* Problem description: Repeat the whole listing below, word for word.

+===+

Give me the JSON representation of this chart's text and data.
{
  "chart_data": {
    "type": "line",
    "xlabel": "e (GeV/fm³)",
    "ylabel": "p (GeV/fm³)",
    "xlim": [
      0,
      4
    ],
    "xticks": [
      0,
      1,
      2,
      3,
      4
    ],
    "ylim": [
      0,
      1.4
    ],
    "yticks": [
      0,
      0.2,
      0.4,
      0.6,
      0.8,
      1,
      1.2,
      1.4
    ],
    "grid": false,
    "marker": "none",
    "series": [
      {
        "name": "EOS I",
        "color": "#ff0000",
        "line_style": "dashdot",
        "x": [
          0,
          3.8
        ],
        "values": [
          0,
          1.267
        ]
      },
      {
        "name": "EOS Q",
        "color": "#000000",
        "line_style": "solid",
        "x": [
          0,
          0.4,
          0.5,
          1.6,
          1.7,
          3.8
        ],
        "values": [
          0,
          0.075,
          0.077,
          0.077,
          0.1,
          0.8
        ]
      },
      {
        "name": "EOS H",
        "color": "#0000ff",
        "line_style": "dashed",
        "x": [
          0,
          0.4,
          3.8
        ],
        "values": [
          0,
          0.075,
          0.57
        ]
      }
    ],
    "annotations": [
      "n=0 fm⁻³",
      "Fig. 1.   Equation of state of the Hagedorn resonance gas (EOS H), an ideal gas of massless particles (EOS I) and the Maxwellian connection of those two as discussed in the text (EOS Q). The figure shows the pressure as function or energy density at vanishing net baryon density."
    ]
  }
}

+===+

* Result of this exercise:
Give me the JSON representation of this chart's text and data.
{
  "chart_data": {
    "type": "line",
    "xlabel": "e (GeV/fm³)",
    "ylabel": "p (GeV/fm³)",
    "xlim": [
      0,
      4
    ],
    "xticks": [
      0,
      1,
      2,
      3,
      4
    ],
    "ylim": [
      0,
      1.4
    ],
    "yticks": [
      0,
      0.2,
      0.4,
      0.6,
      0.8,
      1,
      1.2,
      1.4
    ],
    "grid": false,
    "marker": "none",
    "series": [
      {
        "name": "EOS I",
        "color": "#ff0000",
        "line_style": "dashdot",
        "x": [
          0,
          3.8
        ],
        "values": [
          0,
          1.267
        ]
      },
      {
        "name": "EOS Q",
        "color": "#000000",
        "line_style": "solid",
        "x": [
          0,
          0.4,
          0.5,
          1.6,
          1.7,
          3.8
        ],
        "values": [
          0,
          0.075,
          0.077,
          0.077,
          0.1,
          0.8
        ]
      },
      {
        "name": "EOS H",
        "color": "#0000ff",
        "line_style": "dashed",
        "x": [
          0,
          0.4,
          3.8
        ],
        "values": [
          0,
          0.075,
          0.57
        ]
      }
    ],
    "annotations": [
      "n=0 fm⁻³",
      "Fig. 1.   Equation of state of the Hagedorn resonance gas (EOS H), an ideal gas of massless particles (EOS I) and the Maxwellian connection of those two as discussed in the text (EOS Q). The figure shows the pressure as function or energy density at vanishing net baryon density."
    ]
  }
}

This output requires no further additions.